Entries with figure data:
--- start ---
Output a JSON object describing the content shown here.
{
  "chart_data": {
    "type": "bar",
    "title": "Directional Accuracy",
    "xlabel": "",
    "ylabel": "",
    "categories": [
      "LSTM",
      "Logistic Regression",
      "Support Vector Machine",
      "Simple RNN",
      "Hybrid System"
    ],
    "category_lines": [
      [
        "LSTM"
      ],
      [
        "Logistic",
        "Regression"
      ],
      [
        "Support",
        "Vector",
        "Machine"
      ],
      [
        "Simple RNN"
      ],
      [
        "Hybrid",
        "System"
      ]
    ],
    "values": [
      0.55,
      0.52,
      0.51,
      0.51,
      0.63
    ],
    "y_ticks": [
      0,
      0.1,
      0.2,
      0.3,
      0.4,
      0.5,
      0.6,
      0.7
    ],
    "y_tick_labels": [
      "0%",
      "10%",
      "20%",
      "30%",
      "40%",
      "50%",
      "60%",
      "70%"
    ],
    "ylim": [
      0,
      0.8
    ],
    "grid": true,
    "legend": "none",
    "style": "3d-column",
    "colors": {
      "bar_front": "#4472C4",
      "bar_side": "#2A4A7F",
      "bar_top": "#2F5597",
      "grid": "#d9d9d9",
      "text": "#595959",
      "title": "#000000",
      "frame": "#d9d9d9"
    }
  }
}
--- end ---
**PROBLEM TO SOLVE**:
Transcribe each entry exactly.

**RESPONSE TO THE EXERCISE**:
Output a JSON object describing the content shown here.
{
  "chart_data": {
    "type": "bar",
    "title": "Directional Accuracy",
    "xlabel": "",
    "ylabel": "",
    "categories": [
      "LSTM",
      "Logistic Regression",
      "Support Vector Machine",
      "Simple RNN",
      "Hybrid System"
    ],
    "category_lines": [
      [
        "LSTM"
      ],
      [
        "Logistic",
        "Regression"
      ],
      [
        "Support",
        "Vector",
        "Machine"
      ],
      [
        "Simple RNN"
      ],
      [
        "Hybrid",
        "System"
      ]
    ],
    "values": [
      0.55,
      0.52,
      0.51,
      0.51,
      0.63
    ],
    "y_ticks": [
      0,
      0.1,
      0.2,
      0.3,
      0.4,
      0.5,
      0.6,
      0.7
    ],
    "y_tick_labels": [
      "0%",
      "10%",
      "20%",
      "30%",
      "40%",
      "50%",
      "60%",
      "70%"
    ],
    "ylim": [
      0,
      0.8
    ],
    "grid": true,
    "legend": "none",
    "style": "3d-column",
    "colors": {
      "bar_front": "#4472C4",
      "bar_side": "#2A4A7F",
      "bar_top": "#2F5597",
      "grid": "#d9d9d9",
      "text": "#595959",
      "title": "#000000",
      "frame": "#d9d9d9"
    }
  }
}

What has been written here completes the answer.